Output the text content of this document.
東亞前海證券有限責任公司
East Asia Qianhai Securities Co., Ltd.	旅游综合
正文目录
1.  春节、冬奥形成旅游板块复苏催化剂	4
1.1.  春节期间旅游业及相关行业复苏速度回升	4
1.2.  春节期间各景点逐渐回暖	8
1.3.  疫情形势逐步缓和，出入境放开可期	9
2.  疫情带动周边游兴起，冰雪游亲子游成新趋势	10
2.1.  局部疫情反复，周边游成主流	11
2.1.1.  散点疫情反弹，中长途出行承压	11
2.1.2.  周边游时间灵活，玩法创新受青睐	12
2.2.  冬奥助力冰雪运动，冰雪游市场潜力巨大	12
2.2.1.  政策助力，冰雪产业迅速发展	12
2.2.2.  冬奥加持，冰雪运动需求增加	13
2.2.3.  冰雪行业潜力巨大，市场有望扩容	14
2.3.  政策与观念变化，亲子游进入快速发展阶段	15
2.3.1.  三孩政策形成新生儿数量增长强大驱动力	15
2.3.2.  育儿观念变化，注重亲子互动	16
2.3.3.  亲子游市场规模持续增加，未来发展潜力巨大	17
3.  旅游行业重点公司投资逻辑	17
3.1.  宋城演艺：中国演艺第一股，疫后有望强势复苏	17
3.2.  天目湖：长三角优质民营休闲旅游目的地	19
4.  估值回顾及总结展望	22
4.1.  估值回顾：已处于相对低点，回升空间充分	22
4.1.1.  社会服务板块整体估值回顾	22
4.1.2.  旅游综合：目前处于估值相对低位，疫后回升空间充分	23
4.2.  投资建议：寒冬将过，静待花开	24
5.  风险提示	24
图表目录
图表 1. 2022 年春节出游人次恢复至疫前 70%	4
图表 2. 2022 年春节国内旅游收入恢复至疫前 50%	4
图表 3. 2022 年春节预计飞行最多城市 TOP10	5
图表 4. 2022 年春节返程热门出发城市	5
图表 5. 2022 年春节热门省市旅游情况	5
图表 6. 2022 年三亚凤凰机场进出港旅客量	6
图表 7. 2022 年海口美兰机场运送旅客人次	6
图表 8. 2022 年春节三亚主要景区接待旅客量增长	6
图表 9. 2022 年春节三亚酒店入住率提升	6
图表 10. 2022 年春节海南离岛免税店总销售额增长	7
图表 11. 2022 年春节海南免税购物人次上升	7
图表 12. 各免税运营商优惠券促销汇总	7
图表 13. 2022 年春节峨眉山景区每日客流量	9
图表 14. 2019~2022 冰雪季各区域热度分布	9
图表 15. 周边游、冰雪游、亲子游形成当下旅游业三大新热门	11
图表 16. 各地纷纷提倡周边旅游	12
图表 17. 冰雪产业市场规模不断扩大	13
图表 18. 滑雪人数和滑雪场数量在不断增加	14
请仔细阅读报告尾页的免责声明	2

----

## WHAT TO DO
From the data above, show each line that contains "旅游综合".

## ANSWER TO THE EXERCISE
East Asia Qianhai Securities Co., Ltd.	旅游综合
4.1.2.  旅游综合：目前处于估值相对低位，疫后回升空间充分	23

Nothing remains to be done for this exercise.